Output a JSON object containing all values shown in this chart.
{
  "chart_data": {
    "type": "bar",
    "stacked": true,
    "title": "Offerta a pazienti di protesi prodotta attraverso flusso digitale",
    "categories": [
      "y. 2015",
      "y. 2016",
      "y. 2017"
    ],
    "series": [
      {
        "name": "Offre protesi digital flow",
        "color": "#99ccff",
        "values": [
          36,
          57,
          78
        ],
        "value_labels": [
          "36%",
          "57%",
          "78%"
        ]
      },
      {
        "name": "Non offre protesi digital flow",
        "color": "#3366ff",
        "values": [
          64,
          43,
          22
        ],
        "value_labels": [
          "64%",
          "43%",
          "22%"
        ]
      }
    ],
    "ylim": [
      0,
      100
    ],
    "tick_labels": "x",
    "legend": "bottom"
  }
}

Task details
Retype the material in full. Each word must match.

Reply
Output a JSON object containing all values shown in this chart.
{
  "chart_data": {
    "type": "bar",
    "stacked": true,
    "title": "Offerta a pazienti di protesi prodotta attraverso flusso digitale",
    "categories": [
      "y. 2015",
      "y. 2016",
      "y. 2017"
    ],
    "series": [
      {
        "name": "Offre protesi digital flow",
        "color": "#99ccff",
        "values": [
          36,
          57,
          78
        ],
        "value_labels": [
          "36%",
          "57%",
          "78%"
        ]
      },
      {
        "name": "Non offre protesi digital flow",
        "color": "#3366ff",
        "values": [
          64,
          43,
          22
        ],
        "value_labels": [
          "64%",
          "43%",
          "22%"
        ]
      }
    ],
    "ylim": [
      0,
      100
    ],
    "tick_labels": "x",
    "legend": "bottom"
  }
}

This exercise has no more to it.